Task to complete
Write out the data again in full, exactly as it reads.
:: Records for the exercise ::
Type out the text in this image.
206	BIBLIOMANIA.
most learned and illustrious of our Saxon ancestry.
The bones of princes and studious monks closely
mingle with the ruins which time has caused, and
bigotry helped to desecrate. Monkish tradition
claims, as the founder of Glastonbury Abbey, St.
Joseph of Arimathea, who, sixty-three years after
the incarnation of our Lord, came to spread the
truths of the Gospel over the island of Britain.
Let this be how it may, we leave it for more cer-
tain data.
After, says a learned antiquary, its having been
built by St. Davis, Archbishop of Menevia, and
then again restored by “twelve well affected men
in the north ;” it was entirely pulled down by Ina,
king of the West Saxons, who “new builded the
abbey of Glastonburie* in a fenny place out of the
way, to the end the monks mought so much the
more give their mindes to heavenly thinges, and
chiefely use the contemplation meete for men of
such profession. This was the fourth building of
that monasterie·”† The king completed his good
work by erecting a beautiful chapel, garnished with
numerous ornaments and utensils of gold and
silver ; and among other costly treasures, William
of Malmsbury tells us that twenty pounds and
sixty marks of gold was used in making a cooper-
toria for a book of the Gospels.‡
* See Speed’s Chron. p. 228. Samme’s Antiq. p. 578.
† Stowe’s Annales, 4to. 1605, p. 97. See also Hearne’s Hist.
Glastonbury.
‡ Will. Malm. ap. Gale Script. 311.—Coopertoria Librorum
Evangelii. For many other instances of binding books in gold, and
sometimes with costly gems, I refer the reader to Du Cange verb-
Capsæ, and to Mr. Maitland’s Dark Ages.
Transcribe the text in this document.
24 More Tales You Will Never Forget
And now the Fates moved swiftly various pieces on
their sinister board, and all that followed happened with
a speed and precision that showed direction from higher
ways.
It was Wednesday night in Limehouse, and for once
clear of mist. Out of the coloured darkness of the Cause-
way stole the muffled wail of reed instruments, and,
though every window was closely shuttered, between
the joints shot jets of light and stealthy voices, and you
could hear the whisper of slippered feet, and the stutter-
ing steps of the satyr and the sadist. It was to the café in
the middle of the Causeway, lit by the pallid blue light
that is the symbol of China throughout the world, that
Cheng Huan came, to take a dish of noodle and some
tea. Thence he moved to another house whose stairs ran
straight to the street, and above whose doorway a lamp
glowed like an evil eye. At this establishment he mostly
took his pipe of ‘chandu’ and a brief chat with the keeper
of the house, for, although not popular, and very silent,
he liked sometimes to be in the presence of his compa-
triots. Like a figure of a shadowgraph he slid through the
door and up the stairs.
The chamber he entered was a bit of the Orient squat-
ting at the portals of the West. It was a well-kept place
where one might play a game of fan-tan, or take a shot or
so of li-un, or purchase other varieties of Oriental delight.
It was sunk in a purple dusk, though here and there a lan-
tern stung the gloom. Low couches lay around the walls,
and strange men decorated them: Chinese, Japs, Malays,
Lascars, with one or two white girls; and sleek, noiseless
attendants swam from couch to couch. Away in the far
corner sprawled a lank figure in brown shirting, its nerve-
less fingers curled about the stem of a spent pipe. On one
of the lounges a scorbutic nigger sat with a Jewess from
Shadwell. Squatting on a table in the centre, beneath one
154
:::
Answer below
Type out the text in this image.
206	BIBLIOMANIA.
most learned and illustrious of our Saxon ancestry.
The bones of princes and studious monks closely
mingle with the ruins which time has caused, and
bigotry helped to desecrate. Monkish tradition
claims, as the founder of Glastonbury Abbey, St.
Joseph of Arimathea, who, sixty-three years after
the incarnation of our Lord, came to spread the
truths of the Gospel over the island of Britain.
Let this be how it may, we leave it for more cer-
tain data.
After, says a learned antiquary, its having been
built by St. Davis, Archbishop of Menevia, and
then again restored by “twelve well affected men
in the north ;” it was entirely pulled down by Ina,
king of the West Saxons, who “new builded the
abbey of Glastonburie* in a fenny place out of the
way, to the end the monks mought so much the
more give their mindes to heavenly thinges, and
chiefely use the contemplation meete for men of
such profession. This was the fourth building of
that monasterie·”† The king completed his good
work by erecting a beautiful chapel, garnished with
numerous ornaments and utensils of gold and
silver ; and among other costly treasures, William
of Malmsbury tells us that twenty pounds and
sixty marks of gold was used in making a cooper-
toria for a book of the Gospels.‡
* See Speed’s Chron. p. 228. Samme’s Antiq. p. 578.
† Stowe’s Annales, 4to. 1605, p. 97. See also Hearne’s Hist.
Glastonbury.
‡ Will. Malm. ap. Gale Script. 311.—Coopertoria Librorum
Evangelii. For many other instances of binding books in gold, and
sometimes with costly gems, I refer the reader to Du Cange verb-
Capsæ, and to Mr. Maitland’s Dark Ages.
Transcribe the text in this document.
24 More Tales You Will Never Forget
And now the Fates moved swiftly various pieces on
their sinister board, and all that followed happened with
a speed and precision that showed direction from higher
ways.
It was Wednesday night in Limehouse, and for once
clear of mist. Out of the coloured darkness of the Cause-
way stole the muffled wail of reed instruments, and,
though every window was closely shuttered, between
the joints shot jets of light and stealthy voices, and you
could hear the whisper of slippered feet, and the stutter-
ing steps of the satyr and the sadist. It was to the café in
the middle of the Causeway, lit by the pallid blue light
that is the symbol of China throughout the world, that
Cheng Huan came, to take a dish of noodle and some
tea. Thence he moved to another house whose stairs ran
straight to the street, and above whose doorway a lamp
glowed like an evil eye. At this establishment he mostly
took his pipe of ‘chandu’ and a brief chat with the keeper
of the house, for, although not popular, and very silent,
he liked sometimes to be in the presence of his compa-
triots. Like a figure of a shadowgraph he slid through the
door and up the stairs.
The chamber he entered was a bit of the Orient squat-
ting at the portals of the West. It was a well-kept place
where one might play a game of fan-tan, or take a shot or
so of li-un, or purchase other varieties of Oriental delight.
It was sunk in a purple dusk, though here and there a lan-
tern stung the gloom. Low couches lay around the walls,
and strange men decorated them: Chinese, Japs, Malays,
Lascars, with one or two white girls; and sleek, noiseless
attendants swam from couch to couch. Away in the far
corner sprawled a lank figure in brown shirting, its nerve-
less fingers curled about the stem of a spent pipe. On one
of the lounges a scorbutic nigger sat with a Jewess from
Shadwell. Squatting on a table in the centre, beneath one
154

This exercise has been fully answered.